-- START OF DATA FOR THIS TASK --

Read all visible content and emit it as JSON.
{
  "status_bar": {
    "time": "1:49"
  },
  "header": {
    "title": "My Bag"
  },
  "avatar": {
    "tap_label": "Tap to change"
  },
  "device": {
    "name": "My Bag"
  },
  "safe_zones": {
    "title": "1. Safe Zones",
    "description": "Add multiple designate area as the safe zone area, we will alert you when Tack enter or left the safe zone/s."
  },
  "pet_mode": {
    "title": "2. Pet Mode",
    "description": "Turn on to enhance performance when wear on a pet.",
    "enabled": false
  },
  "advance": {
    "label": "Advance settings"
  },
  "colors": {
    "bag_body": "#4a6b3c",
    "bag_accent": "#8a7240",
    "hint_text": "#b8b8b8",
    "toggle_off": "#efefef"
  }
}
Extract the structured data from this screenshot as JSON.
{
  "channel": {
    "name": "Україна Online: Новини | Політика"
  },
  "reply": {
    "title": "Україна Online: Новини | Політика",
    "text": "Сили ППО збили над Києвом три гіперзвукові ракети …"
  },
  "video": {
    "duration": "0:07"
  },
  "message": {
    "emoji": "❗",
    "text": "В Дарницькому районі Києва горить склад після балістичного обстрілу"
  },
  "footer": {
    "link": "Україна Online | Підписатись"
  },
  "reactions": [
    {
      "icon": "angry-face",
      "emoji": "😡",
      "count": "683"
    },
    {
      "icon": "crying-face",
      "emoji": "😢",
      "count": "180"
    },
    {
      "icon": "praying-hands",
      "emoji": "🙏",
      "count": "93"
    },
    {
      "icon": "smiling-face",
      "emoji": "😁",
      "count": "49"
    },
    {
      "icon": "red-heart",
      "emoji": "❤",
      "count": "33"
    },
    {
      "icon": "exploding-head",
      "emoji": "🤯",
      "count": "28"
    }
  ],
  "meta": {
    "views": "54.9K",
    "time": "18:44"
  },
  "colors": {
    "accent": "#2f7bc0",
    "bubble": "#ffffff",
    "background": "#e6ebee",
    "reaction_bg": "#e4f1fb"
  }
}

-- END OF DATA FOR THIS TASK --

WHAT YOU NEED TO DO |
Restate the data above word for word.

SOLUTION |
Read all visible content and emit it as JSON.
{
  "status_bar": {
    "time": "1:49"
  },
  "header": {
    "title": "My Bag"
  },
  "avatar": {
    "tap_label": "Tap to change"
  },
  "device": {
    "name": "My Bag"
  },
  "safe_zones": {
    "title": "1. Safe Zones",
    "description": "Add multiple designate area as the safe zone area, we will alert you when Tack enter or left the safe zone/s."
  },
  "pet_mode": {
    "title": "2. Pet Mode",
    "description": "Turn on to enhance performance when wear on a pet.",
    "enabled": false
  },
  "advance": {
    "label": "Advance settings"
  },
  "colors": {
    "bag_body": "#4a6b3c",
    "bag_accent": "#8a7240",
    "hint_text": "#b8b8b8",
    "toggle_off": "#efefef"
  }
}
Extract the structured data from this screenshot as JSON.
{
  "channel": {
    "name": "Україна Online: Новини | Політика"
  },
  "reply": {
    "title": "Україна Online: Новини | Політика",
    "text": "Сили ППО збили над Києвом три гіперзвукові ракети …"
  },
  "video": {
    "duration": "0:07"
  },
  "message": {
    "emoji": "❗",
    "text": "В Дарницькому районі Києва горить склад після балістичного обстрілу"
  },
  "footer": {
    "link": "Україна Online | Підписатись"
  },
  "reactions": [
    {
      "icon": "angry-face",
      "emoji": "😡",
      "count": "683"
    },
    {
      "icon": "crying-face",
      "emoji": "😢",
      "count": "180"
    },
    {
      "icon": "praying-hands",
      "emoji": "🙏",
      "count": "93"
    },
    {
      "icon": "smiling-face",
      "emoji": "😁",
      "count": "49"
    },
    {
      "icon": "red-heart",
      "emoji": "❤",
      "count": "33"
    },
    {
      "icon": "exploding-head",
      "emoji": "🤯",
      "count": "28"
    }
  ],
  "meta": {
    "views": "54.9K",
    "time": "18:44"
  },
  "colors": {
    "accent": "#2f7bc0",
    "bubble": "#ffffff",
    "background": "#e6ebee",
    "reaction_bg": "#e4f1fb"
  }
}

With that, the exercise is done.